BEGIN Records supplied

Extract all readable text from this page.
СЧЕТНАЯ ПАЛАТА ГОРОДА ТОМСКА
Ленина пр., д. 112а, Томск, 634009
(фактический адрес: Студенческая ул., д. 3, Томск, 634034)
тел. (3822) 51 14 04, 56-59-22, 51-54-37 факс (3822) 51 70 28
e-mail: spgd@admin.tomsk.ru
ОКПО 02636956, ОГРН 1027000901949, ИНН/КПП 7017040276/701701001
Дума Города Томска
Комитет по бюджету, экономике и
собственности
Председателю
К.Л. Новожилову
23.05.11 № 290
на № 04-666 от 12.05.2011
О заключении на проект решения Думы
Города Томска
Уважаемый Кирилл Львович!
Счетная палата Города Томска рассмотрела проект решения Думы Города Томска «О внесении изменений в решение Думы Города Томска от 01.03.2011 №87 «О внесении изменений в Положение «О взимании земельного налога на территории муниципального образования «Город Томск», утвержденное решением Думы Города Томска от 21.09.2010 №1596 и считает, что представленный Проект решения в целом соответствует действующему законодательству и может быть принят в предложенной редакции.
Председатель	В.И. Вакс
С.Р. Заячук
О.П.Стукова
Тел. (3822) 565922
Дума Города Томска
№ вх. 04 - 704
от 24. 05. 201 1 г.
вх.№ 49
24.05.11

END Records supplied

▶ [Exercise brief]: Repeat all the records. Match each line exactly.

▶ [Reply to the task]:
Extract all readable text from this page.
СЧЕТНАЯ ПАЛАТА ГОРОДА ТОМСКА
Ленина пр., д. 112а, Томск, 634009
(фактический адрес: Студенческая ул., д. 3, Томск, 634034)
тел. (3822) 51 14 04, 56-59-22, 51-54-37 факс (3822) 51 70 28
e-mail: spgd@admin.tomsk.ru
ОКПО 02636956, ОГРН 1027000901949, ИНН/КПП 7017040276/701701001
Дума Города Томска
Комитет по бюджету, экономике и
собственности
Председателю
К.Л. Новожилову
23.05.11 № 290
на № 04-666 от 12.05.2011
О заключении на проект решения Думы
Города Томска
Уважаемый Кирилл Львович!
Счетная палата Города Томска рассмотрела проект решения Думы Города Томска «О внесении изменений в решение Думы Города Томска от 01.03.2011 №87 «О внесении изменений в Положение «О взимании земельного налога на территории муниципального образования «Город Томск», утвержденное решением Думы Города Томска от 21.09.2010 №1596 и считает, что представленный Проект решения в целом соответствует действующему законодательству и может быть принят в предложенной редакции.
Председатель	В.И. Вакс
С.Р. Заячук
О.П.Стукова
Тел. (3822) 565922
Дума Города Томска
№ вх. 04 - 704
от 24. 05. 201 1 г.
вх.№ 49
24.05.11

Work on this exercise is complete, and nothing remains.